READING TEXT
——————————
The subject of being alone, and of independence, come up repeatedly. They seem to be particularly important to her. “I’m not a very needy person, I’m pretty self-contained,” she explains, before excitedly recalling a road trip she made alone in December, to a horse ranch in Arizona. She booked it on a whim, setting off from Los Angeles after attending the premiere of Mrs Henderson Presents.

“Suddenly I was packing my sexy Nina Ricci cocktail dress for the LA premiere next to my old riding boots, and I didn’t know when I was coming home. I love horse-riding, and being outside. I spent two weeks up there, getting up at five every morning with the wranglers, getting all the horses out and running amok. I learnt how to rope, and was in bed by nine every night. It really set my head straight. I needed time away – to be completely away. Sometimes I just need time alone. I love it.” Reilly’s trip also marked the end of a long run of filming – Mrs Henderson Presents, The Libertine, Les Poupées Russes – and the final stages of an eight-year relationship with her then boyfriend, the British actor J J Field.

“J J and I are still very close friends,” she says, “but it’s not something I discuss.” So what’s her official status? “I’ve been single for a while now, and yes, I have met somebody, a new acquaintance, and I’m having a nice time.” Again, she steadfastly refuses to expand.

Being interviewed doesn’t come naturally to Reilly. To begin with, her eyes are wary and watchful; her answers are cautious. One of her biggest weaknesses, she says, is dealing with the business side of acting. “I’m not great at networking,” she admits. “I don’t go to premieres if I don’t have to, I don’t publicise myself a huge amount. Which isn’t necessarily a good trait. It can be crippling.” She stops. “It’s crazy – why is it that I can’t stand up in public and make a speech, but I can stand on stage and be free as a bird?”

For the same reason, she’s wary of working in Hollywood. All that fawning and schmoozing and networking. Not to mention the ageism. “Do you know how many people, especially older women in the industry, say to me, ‘Don’t tell me your age, I don’t wanna hear you’re any older than 26’? It’s kind of creepy, really.” You could always lie about it, I suggest. “I’m not going to lie about my age,” she snaps back. “I thought acting was about me pretending that I’m something I’m not. It’s crazy, the hot age in Hollywood right now is 21.” She shrugs as if to say: “What can you do?”
——————————
INFORMATION SUPPLIED
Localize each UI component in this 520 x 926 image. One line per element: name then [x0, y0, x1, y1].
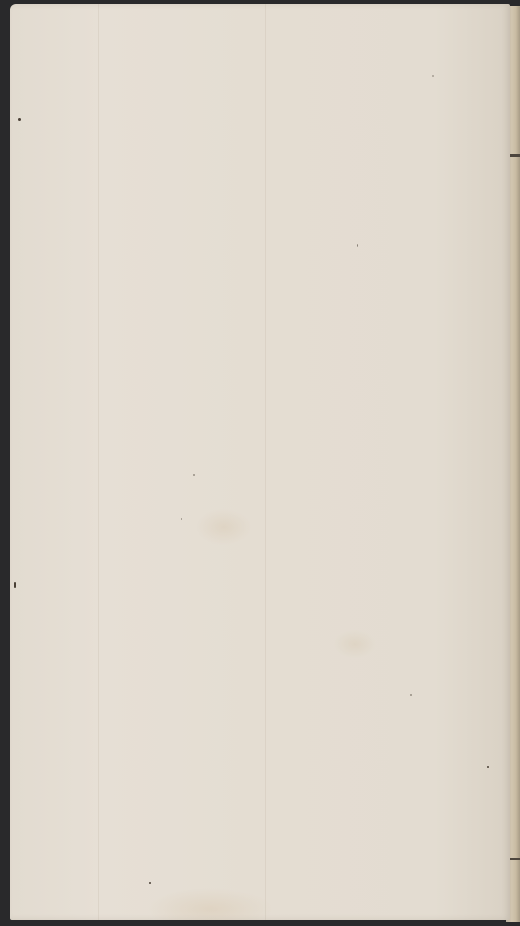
——————————
TASK STATEMENT
Write out the passage of the Reilly interview starting at "The subject of" and ending at "Mrs Henderson Presents.".

ANSWER
The subject of being alone, and of independence, come up repeatedly. They seem to be particularly important to her. “I’m not a very needy person, I’m pretty self-contained,” she explains, before excitedly recalling a road trip she made alone in December, to a horse ranch in Arizona. She booked it on a whim, setting off from Los Angeles after attending the premiere of Mrs Henderson Presents.